* What is needed *
Collect each line containing "Time".

(Excerpt from a dataset)
###

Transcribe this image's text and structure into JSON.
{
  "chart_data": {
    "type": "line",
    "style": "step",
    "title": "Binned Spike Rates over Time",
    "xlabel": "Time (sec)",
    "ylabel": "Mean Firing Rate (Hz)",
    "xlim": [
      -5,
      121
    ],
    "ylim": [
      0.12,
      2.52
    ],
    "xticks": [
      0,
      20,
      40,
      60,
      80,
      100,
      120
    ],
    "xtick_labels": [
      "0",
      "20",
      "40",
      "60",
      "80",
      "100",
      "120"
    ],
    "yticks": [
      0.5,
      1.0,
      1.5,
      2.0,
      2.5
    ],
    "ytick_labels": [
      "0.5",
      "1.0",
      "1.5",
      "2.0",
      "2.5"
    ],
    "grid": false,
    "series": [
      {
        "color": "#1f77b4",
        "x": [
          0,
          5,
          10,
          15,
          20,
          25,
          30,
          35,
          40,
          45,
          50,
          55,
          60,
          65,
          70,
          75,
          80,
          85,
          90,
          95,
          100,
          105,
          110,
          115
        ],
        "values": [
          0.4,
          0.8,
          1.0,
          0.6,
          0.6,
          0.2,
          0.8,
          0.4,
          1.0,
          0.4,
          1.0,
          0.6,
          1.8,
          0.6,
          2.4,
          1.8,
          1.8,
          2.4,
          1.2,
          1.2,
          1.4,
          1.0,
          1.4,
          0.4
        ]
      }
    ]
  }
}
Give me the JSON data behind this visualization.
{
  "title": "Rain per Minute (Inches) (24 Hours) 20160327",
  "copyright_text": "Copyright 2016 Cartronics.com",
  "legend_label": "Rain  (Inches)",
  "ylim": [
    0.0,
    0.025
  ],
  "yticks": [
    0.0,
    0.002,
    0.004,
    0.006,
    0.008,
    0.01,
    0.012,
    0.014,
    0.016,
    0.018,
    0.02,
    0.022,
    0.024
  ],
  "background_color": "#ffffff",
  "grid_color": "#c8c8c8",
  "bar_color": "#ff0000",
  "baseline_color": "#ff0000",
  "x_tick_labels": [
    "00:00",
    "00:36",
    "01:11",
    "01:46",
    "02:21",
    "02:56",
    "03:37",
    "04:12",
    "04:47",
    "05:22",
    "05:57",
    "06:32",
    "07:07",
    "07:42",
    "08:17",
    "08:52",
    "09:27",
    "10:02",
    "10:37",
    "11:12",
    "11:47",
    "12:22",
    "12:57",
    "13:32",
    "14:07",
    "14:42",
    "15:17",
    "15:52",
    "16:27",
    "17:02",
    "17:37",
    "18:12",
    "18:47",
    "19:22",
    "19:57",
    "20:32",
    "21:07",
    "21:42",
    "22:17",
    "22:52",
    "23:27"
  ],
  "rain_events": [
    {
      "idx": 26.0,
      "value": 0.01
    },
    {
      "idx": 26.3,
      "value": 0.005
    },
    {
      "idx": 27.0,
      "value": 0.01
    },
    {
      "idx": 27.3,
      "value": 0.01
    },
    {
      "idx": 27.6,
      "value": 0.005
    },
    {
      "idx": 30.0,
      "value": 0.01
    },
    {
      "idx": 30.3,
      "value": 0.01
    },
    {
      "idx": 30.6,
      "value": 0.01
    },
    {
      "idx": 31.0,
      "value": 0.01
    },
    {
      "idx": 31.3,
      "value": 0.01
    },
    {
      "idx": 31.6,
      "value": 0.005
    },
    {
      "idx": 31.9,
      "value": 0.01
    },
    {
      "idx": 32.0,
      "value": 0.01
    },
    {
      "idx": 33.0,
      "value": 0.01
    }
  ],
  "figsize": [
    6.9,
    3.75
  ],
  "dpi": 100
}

###

* Final answer *
    "title": "Binned Spike Rates over Time",
    "xlabel": "Time (sec)",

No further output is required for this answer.